> TASK REQUIREMENTS
Do not carry the pictures over; copy every other part of the entries exactly.

> RECORDS
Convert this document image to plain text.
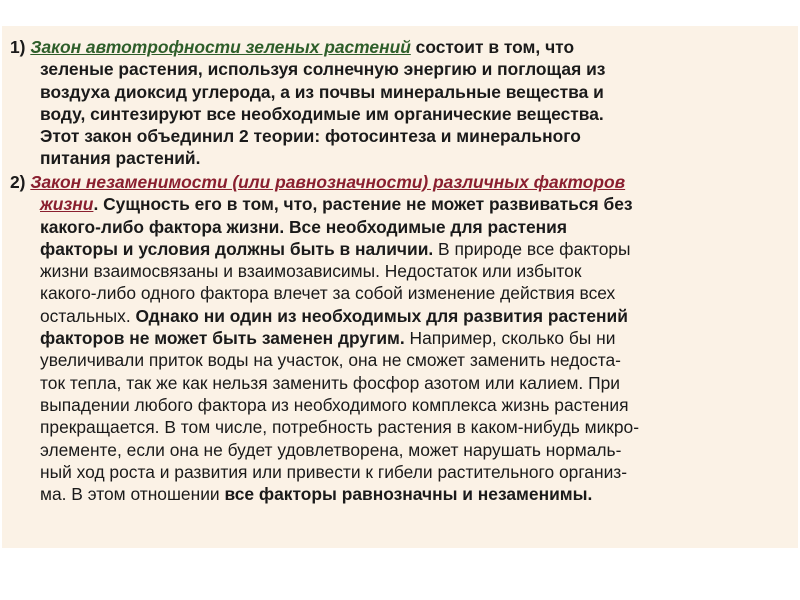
1) Закон автотрофности зеленых растений состоит в том, что
зеленые растения, используя солнечную энергию и поглощая из
воздуха диоксид углерода, а из почвы минеральные вещества и
воду, синтезируют все необходимые им органические вещества.
Этот закон объединил 2 теории: фотосинтеза и минерального
питания растений.
2) Закон незаменимости (или равнозначности) различных факторов
жизни. Сущность его в том, что, растение не может развиваться без
какого-либо фактора жизни. Все необходимые для растения
факторы и условия должны быть в наличии. В природе все факторы
жизни взаимосвязаны и взаимозависимы. Недостаток или избыток
какого-либо одного фактора влечет за собой изменение действия всех
остальных. Однако ни один из необходимых для развития растений
факторов не может быть заменен другим. Например, сколько бы ни
увеличивали приток воды на участок, она не сможет заменить недоста-
ток тепла, так же как нельзя заменить фосфор азотом или калием. При
выпадении любого фактора из необходимого комплекса жизнь растения
прекращается. В том числе, потребность растения в каком-нибудь микро-
элементе, если она не будет удовлетворена, может нарушать нормаль-
ный ход роста и развития или привести к гибели растительного организ-
ма. В этом отношении все факторы равнозначны и незаменимы.
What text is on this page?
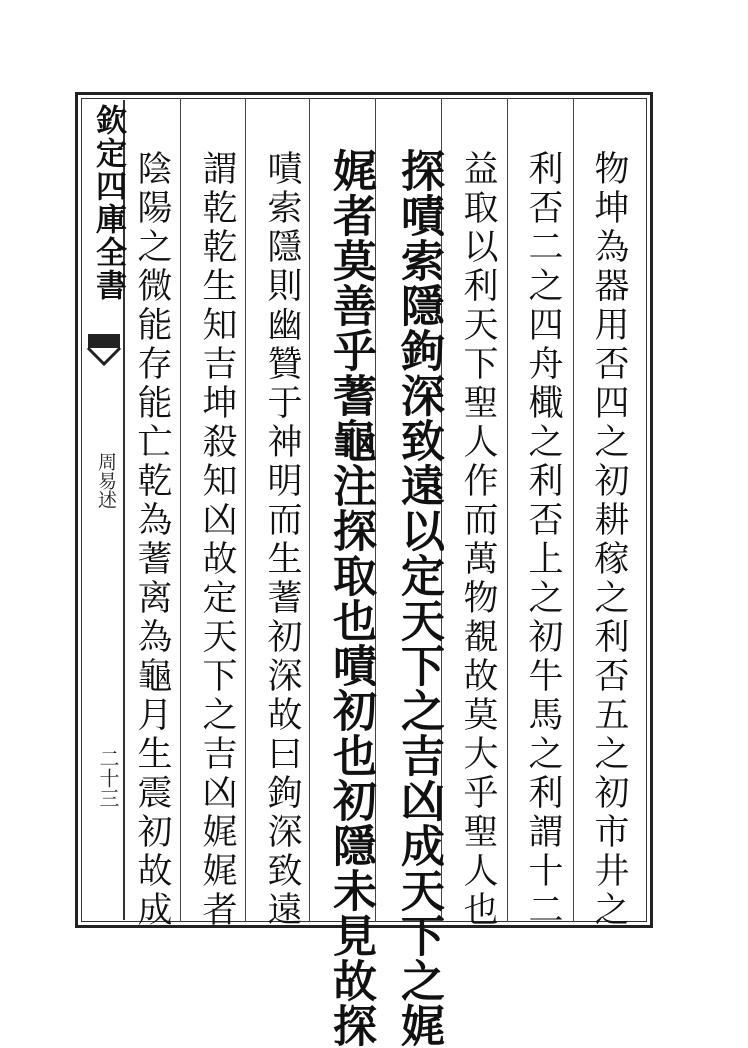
欽定四庫全書
周易述
二十三	物坤為器用否四之初耕稼之利否五之初市井之
利否二之四舟檝之利否上之初牛馬之利謂十二
益取以利天下聖人作而萬物覩故莫大乎聖人也
探嘖索隱鉤深致遠以定天下之吉凶成天下之娓
娓者莫善乎蓍龜注探取也嘖初也初隱未見故探
嘖索隱則幽贊于神明而生蓍初深故曰鉤深致遠
謂乾乾生知吉坤殺知凶故定天下之吉凶娓娓者
陰陽之微能存能亡乾為蓍离為龜月生震初故成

> FINISHED ANSWER
Convert this document image to plain text.
1) Закон автотрофности зеленых растений состоит в том, что
зеленые растения, используя солнечную энергию и поглощая из
воздуха диоксид углерода, а из почвы минеральные вещества и
воду, синтезируют все необходимые им органические вещества.
Этот закон объединил 2 теории: фотосинтеза и минерального
питания растений.
2) Закон незаменимости (или равнозначности) различных факторов
жизни. Сущность его в том, что, растение не может развиваться без
какого-либо фактора жизни. Все необходимые для растения
факторы и условия должны быть в наличии. В природе все факторы
жизни взаимосвязаны и взаимозависимы. Недостаток или избыток
какого-либо одного фактора влечет за собой изменение действия всех
остальных. Однако ни один из необходимых для развития растений
факторов не может быть заменен другим. Например, сколько бы ни
увеличивали приток воды на участок, она не сможет заменить недоста-
ток тепла, так же как нельзя заменить фосфор азотом или калием. При
выпадении любого фактора из необходимого комплекса жизнь растения
прекращается. В том числе, потребность растения в каком-нибудь микро-
элементе, если она не будет удовлетворена, может нарушать нормаль-
ный ход роста и развития или привести к гибели растительного организ-
ма. В этом отношении все факторы равнозначны и незаменимы.
What text is on this page?
欽定四庫全書
周易述
二十三	物坤為器用否四之初耕稼之利否五之初市井之
利否二之四舟檝之利否上之初牛馬之利謂十二
益取以利天下聖人作而萬物覩故莫大乎聖人也
探嘖索隱鉤深致遠以定天下之吉凶成天下之娓
娓者莫善乎蓍龜注探取也嘖初也初隱未見故探
嘖索隱則幽贊于神明而生蓍初深故曰鉤深致遠
謂乾乾生知吉坤殺知凶故定天下之吉凶娓娓者
陰陽之微能存能亡乾為蓍离為龜月生震初故成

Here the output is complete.